▸ Data shown:
** START **

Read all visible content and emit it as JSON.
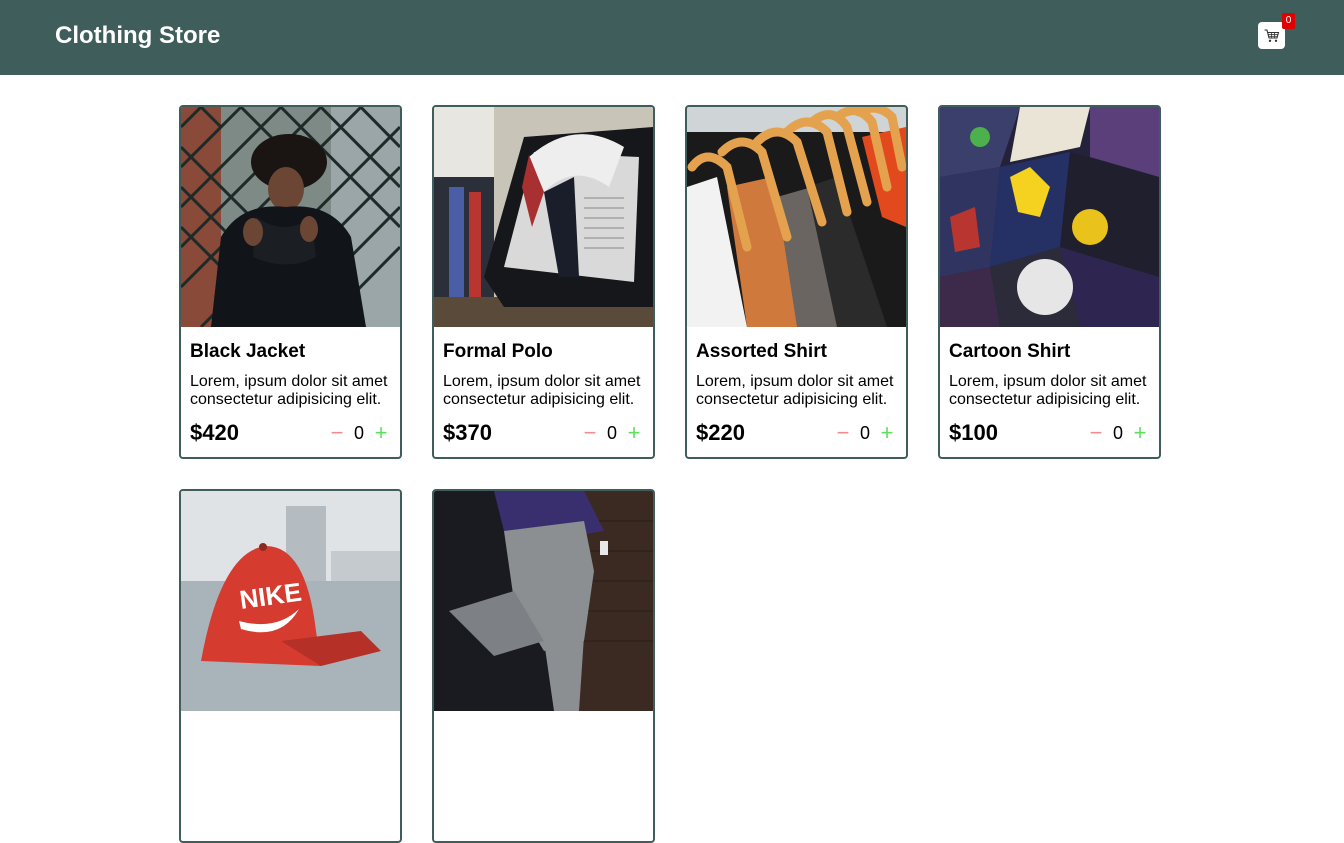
{
  "header": {
    "title": "Clothing Store",
    "cart_icon": "shopping-cart-icon",
    "cart_count": "0"
  },
  "products": [
    {
      "name": "Black Jacket",
      "description": "Lorem, ipsum dolor sit amet consectetur adipisicing elit.",
      "price": "$420",
      "quantity": "0",
      "minus": "−",
      "plus": "+"
    },
    {
      "name": "Formal Polo",
      "description": "Lorem, ipsum dolor sit amet consectetur adipisicing elit.",
      "price": "$370",
      "quantity": "0",
      "minus": "−",
      "plus": "+"
    },
    {
      "name": "Assorted Shirt",
      "description": "Lorem, ipsum dolor sit amet consectetur adipisicing elit.",
      "price": "$220",
      "quantity": "0",
      "minus": "−",
      "plus": "+"
    },
    {
      "name": "Cartoon Shirt",
      "description": "Lorem, ipsum dolor sit amet consectetur adipisicing elit.",
      "price": "$100",
      "quantity": "0",
      "minus": "−",
      "plus": "+"
    },
    {
      "name": "",
      "description": "",
      "price": "",
      "quantity": "",
      "minus": "",
      "plus": "",
      "image_text": "NIKE"
    },
    {
      "name": "",
      "description": "",
      "price": "",
      "quantity": "",
      "minus": "",
      "plus": ""
    }
  ],
  "colors": {
    "header_bg": "#3e5d5b",
    "card_border": "#3e5d5b",
    "badge": "#e00000",
    "minus": "#f08c8c",
    "plus": "#5ee05e"
  }
}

** END **

▸ Set exercise: Extract each line holding the string "Shirt".

▸ Exercise result:
      "name": "Assorted Shirt",
      "name": "Cartoon Shirt",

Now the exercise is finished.